Below are records. Count every line containing the word "xlabel" and give the number alone.

# start of RECORDS SHOWN

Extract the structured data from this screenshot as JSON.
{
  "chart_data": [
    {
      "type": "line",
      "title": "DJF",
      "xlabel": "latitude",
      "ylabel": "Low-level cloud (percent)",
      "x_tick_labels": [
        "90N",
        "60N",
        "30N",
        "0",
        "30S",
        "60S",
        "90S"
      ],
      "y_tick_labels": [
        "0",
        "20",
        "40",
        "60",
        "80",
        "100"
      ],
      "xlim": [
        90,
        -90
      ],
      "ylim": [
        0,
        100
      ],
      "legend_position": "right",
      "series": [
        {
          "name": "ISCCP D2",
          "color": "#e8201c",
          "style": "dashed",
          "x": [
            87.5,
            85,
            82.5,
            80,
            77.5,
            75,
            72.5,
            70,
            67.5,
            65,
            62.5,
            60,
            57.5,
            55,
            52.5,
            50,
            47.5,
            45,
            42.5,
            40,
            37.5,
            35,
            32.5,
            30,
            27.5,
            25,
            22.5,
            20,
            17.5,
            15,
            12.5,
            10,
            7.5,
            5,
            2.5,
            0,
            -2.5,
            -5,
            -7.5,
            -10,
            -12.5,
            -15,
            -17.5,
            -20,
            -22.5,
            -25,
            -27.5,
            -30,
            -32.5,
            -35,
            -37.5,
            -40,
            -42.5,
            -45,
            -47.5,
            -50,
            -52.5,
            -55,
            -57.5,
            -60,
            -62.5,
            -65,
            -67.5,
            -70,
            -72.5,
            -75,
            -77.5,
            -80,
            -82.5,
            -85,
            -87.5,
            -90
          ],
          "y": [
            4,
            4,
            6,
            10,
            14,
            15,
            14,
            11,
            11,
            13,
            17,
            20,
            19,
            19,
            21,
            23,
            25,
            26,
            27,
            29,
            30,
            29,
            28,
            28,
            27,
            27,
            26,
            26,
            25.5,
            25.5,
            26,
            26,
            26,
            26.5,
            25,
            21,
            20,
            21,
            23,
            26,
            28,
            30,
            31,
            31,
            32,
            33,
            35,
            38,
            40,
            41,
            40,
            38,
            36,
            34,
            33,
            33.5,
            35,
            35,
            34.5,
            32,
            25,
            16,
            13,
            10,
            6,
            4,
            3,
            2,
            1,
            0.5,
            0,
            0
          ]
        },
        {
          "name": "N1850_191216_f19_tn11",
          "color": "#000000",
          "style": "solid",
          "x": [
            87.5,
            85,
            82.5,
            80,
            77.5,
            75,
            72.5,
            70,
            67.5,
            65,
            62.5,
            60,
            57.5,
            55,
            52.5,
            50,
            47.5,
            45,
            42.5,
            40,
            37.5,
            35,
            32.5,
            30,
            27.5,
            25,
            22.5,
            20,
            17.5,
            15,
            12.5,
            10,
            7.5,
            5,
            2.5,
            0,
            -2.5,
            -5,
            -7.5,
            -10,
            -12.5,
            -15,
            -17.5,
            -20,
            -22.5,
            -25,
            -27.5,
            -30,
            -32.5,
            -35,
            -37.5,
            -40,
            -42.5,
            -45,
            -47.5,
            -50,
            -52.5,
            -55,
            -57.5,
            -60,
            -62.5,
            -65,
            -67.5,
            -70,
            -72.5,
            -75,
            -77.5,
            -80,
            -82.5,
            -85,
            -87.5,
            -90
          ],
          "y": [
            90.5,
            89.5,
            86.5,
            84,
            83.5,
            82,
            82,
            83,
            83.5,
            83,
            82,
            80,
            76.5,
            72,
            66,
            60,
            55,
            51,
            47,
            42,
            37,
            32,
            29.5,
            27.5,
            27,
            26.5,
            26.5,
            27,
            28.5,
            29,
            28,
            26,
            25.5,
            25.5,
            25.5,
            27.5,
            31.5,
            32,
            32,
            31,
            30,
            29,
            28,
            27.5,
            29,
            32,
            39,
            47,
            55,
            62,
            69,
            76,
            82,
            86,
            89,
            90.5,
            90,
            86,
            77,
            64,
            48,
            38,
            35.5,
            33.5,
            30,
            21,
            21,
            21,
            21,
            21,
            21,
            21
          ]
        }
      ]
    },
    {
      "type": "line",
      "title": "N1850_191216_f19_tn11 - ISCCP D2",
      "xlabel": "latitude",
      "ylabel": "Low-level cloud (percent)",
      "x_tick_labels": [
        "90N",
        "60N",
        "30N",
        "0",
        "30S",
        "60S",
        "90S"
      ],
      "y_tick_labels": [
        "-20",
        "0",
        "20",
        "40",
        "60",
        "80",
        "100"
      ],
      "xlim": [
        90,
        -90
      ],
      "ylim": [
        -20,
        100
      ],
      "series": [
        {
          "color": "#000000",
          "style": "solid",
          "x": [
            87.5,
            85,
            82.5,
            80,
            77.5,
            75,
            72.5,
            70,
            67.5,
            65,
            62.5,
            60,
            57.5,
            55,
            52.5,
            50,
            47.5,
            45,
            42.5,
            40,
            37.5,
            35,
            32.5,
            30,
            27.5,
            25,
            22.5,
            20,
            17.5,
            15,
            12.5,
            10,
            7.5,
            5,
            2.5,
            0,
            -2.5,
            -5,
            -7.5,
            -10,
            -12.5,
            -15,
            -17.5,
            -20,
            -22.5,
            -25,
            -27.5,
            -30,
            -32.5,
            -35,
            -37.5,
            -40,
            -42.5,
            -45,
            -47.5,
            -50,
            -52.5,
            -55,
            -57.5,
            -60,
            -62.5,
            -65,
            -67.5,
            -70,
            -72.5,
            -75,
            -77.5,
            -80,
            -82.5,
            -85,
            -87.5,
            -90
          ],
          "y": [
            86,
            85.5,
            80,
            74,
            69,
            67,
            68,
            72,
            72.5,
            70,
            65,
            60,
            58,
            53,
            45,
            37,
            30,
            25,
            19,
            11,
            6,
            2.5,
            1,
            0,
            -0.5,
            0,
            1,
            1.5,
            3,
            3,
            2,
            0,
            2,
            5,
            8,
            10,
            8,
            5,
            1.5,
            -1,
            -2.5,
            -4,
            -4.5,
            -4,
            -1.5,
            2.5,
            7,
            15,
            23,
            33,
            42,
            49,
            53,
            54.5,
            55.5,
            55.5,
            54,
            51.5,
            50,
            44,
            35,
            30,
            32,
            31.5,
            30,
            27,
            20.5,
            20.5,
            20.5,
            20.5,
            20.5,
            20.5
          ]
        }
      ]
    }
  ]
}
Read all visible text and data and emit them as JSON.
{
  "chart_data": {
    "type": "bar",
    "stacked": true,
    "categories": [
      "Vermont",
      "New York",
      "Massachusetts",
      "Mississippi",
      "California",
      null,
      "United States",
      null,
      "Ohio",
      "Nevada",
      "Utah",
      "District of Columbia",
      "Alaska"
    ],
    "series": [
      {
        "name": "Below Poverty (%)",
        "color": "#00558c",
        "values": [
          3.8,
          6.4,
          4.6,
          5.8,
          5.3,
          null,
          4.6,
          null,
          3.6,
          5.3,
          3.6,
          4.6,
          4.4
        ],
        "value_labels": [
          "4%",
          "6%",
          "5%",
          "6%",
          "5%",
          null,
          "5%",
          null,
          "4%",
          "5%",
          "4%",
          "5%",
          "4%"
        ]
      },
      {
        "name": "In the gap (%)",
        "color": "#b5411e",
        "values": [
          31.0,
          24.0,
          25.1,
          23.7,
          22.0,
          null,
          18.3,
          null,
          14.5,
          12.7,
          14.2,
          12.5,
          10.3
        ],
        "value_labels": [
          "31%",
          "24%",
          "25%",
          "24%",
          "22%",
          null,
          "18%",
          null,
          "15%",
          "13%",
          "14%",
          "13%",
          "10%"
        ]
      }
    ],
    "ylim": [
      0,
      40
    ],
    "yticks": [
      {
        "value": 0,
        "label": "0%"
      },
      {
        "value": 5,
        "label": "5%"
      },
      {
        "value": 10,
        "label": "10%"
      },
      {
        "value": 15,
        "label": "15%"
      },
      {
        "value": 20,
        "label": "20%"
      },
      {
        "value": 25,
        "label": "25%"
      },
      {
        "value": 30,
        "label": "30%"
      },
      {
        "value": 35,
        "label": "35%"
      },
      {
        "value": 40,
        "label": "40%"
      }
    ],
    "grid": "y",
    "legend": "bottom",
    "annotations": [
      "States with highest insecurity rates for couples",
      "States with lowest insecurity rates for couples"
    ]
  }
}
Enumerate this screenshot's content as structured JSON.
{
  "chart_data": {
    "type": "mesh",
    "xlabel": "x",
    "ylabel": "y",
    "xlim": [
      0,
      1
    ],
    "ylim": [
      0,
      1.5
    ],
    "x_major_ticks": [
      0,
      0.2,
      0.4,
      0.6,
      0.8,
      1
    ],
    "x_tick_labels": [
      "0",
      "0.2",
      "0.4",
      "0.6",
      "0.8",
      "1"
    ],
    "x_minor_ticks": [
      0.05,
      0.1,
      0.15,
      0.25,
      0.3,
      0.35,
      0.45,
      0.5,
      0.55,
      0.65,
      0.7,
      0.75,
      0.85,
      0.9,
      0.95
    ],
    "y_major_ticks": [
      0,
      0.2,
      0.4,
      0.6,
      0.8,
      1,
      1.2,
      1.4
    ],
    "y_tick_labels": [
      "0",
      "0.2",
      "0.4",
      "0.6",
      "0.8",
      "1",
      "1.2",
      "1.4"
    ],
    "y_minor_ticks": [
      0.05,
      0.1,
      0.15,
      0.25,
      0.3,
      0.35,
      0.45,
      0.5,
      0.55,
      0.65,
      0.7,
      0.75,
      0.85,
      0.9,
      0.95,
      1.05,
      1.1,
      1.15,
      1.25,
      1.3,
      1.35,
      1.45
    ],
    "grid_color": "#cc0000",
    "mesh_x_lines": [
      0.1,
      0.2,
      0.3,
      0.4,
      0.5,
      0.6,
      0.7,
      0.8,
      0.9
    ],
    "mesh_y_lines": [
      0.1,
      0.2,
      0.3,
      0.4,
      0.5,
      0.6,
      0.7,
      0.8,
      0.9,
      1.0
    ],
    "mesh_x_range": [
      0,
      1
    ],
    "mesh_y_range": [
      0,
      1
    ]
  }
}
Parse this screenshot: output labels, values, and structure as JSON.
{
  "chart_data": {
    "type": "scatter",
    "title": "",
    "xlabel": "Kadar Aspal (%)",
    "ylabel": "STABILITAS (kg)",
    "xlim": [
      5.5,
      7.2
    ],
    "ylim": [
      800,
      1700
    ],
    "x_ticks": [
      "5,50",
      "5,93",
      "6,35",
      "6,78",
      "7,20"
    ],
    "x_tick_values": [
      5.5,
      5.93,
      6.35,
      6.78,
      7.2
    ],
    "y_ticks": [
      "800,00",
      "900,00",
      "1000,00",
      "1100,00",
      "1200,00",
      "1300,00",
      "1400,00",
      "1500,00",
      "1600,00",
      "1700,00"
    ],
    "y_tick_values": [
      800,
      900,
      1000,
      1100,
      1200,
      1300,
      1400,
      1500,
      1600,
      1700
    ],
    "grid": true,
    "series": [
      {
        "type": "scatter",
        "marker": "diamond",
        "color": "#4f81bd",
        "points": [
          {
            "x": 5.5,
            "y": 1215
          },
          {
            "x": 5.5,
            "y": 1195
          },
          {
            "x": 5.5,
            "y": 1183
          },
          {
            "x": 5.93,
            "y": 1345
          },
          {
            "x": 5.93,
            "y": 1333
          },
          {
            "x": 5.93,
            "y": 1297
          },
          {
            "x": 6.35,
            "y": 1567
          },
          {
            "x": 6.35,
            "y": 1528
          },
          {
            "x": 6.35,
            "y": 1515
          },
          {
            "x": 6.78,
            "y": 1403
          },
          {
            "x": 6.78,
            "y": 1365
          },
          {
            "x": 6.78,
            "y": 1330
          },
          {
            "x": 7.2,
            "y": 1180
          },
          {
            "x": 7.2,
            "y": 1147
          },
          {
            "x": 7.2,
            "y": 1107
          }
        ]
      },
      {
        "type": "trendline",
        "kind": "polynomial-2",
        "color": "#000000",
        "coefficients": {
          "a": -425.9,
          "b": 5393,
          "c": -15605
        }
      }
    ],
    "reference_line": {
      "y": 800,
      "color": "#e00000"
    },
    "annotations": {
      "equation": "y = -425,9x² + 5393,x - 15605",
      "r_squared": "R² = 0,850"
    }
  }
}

# end of RECORDS SHOWN

*ANSWER TO THIS PROBLEM*
4